• **Source records**
☆ ☆ ☆ ☆ ☆

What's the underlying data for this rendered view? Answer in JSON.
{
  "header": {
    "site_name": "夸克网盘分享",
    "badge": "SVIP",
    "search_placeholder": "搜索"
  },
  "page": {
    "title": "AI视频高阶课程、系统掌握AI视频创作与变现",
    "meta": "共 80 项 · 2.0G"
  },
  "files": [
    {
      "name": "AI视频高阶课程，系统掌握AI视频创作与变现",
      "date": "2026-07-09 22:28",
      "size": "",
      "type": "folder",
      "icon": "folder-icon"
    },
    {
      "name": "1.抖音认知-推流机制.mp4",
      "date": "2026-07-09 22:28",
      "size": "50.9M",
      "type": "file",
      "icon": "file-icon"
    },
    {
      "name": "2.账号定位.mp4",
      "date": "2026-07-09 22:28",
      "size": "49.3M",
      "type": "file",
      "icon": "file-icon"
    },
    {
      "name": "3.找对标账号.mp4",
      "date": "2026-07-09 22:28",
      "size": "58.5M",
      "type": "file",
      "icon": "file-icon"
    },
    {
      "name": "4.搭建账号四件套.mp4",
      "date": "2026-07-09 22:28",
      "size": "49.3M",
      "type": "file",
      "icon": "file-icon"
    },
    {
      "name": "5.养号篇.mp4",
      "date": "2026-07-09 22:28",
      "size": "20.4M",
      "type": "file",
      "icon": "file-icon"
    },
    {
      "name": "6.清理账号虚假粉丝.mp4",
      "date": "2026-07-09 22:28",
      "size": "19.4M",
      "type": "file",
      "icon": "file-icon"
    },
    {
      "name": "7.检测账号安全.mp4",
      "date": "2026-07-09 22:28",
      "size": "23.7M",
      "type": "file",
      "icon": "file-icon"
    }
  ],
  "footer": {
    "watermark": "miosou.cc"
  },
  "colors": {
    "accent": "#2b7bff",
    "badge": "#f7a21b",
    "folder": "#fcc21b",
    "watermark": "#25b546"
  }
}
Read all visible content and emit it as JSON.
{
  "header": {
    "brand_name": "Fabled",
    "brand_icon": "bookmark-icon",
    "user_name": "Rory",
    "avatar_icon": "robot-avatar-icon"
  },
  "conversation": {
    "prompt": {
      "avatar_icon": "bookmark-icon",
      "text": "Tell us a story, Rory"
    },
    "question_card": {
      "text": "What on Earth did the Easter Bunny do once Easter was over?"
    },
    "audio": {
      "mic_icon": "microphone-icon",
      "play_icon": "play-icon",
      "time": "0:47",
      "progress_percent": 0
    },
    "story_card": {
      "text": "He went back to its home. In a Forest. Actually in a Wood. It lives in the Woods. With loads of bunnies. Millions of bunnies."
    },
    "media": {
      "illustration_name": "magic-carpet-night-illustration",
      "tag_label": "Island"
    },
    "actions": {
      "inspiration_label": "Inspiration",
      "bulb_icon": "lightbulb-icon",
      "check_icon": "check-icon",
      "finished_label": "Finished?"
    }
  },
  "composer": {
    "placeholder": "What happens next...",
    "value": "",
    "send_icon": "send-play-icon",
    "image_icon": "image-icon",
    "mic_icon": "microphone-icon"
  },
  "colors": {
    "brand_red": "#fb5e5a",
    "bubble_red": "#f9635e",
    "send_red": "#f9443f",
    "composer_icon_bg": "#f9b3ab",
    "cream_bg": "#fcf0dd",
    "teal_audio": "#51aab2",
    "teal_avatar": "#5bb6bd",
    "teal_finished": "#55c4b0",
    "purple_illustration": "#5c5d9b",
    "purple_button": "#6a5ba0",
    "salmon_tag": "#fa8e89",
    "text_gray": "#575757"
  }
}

☆ ☆ ☆ ☆ ☆

• **REQUIRED TASK**
Repeat each record in full; every line must match exactly.

• **EXPECTED OUTPUT**
What's the underlying data for this rendered view? Answer in JSON.
{
  "header": {
    "site_name": "夸克网盘分享",
    "badge": "SVIP",
    "search_placeholder": "搜索"
  },
  "page": {
    "title": "AI视频高阶课程、系统掌握AI视频创作与变现",
    "meta": "共 80 项 · 2.0G"
  },
  "files": [
    {
      "name": "AI视频高阶课程，系统掌握AI视频创作与变现",
      "date": "2026-07-09 22:28",
      "size": "",
      "type": "folder",
      "icon": "folder-icon"
    },
    {
      "name": "1.抖音认知-推流机制.mp4",
      "date": "2026-07-09 22:28",
      "size": "50.9M",
      "type": "file",
      "icon": "file-icon"
    },
    {
      "name": "2.账号定位.mp4",
      "date": "2026-07-09 22:28",
      "size": "49.3M",
      "type": "file",
      "icon": "file-icon"
    },
    {
      "name": "3.找对标账号.mp4",
      "date": "2026-07-09 22:28",
      "size": "58.5M",
      "type": "file",
      "icon": "file-icon"
    },
    {
      "name": "4.搭建账号四件套.mp4",
      "date": "2026-07-09 22:28",
      "size": "49.3M",
      "type": "file",
      "icon": "file-icon"
    },
    {
      "name": "5.养号篇.mp4",
      "date": "2026-07-09 22:28",
      "size": "20.4M",
      "type": "file",
      "icon": "file-icon"
    },
    {
      "name": "6.清理账号虚假粉丝.mp4",
      "date": "2026-07-09 22:28",
      "size": "19.4M",
      "type": "file",
      "icon": "file-icon"
    },
    {
      "name": "7.检测账号安全.mp4",
      "date": "2026-07-09 22:28",
      "size": "23.7M",
      "type": "file",
      "icon": "file-icon"
    }
  ],
  "footer": {
    "watermark": "miosou.cc"
  },
  "colors": {
    "accent": "#2b7bff",
    "badge": "#f7a21b",
    "folder": "#fcc21b",
    "watermark": "#25b546"
  }
}
Read all visible content and emit it as JSON.
{
  "header": {
    "brand_name": "Fabled",
    "brand_icon": "bookmark-icon",
    "user_name": "Rory",
    "avatar_icon": "robot-avatar-icon"
  },
  "conversation": {
    "prompt": {
      "avatar_icon": "bookmark-icon",
      "text": "Tell us a story, Rory"
    },
    "question_card": {
      "text": "What on Earth did the Easter Bunny do once Easter was over?"
    },
    "audio": {
      "mic_icon": "microphone-icon",
      "play_icon": "play-icon",
      "time": "0:47",
      "progress_percent": 0
    },
    "story_card": {
      "text": "He went back to its home. In a Forest. Actually in a Wood. It lives in the Woods. With loads of bunnies. Millions of bunnies."
    },
    "media": {
      "illustration_name": "magic-carpet-night-illustration",
      "tag_label": "Island"
    },
    "actions": {
      "inspiration_label": "Inspiration",
      "bulb_icon": "lightbulb-icon",
      "check_icon": "check-icon",
      "finished_label": "Finished?"
    }
  },
  "composer": {
    "placeholder": "What happens next...",
    "value": "",
    "send_icon": "send-play-icon",
    "image_icon": "image-icon",
    "mic_icon": "microphone-icon"
  },
  "colors": {
    "brand_red": "#fb5e5a",
    "bubble_red": "#f9635e",
    "send_red": "#f9443f",
    "composer_icon_bg": "#f9b3ab",
    "cream_bg": "#fcf0dd",
    "teal_audio": "#51aab2",
    "teal_avatar": "#5bb6bd",
    "teal_finished": "#55c4b0",
    "purple_illustration": "#5c5d9b",
    "purple_button": "#6a5ba0",
    "salmon_tag": "#fa8e89",
    "text_gray": "#575757"
  }
}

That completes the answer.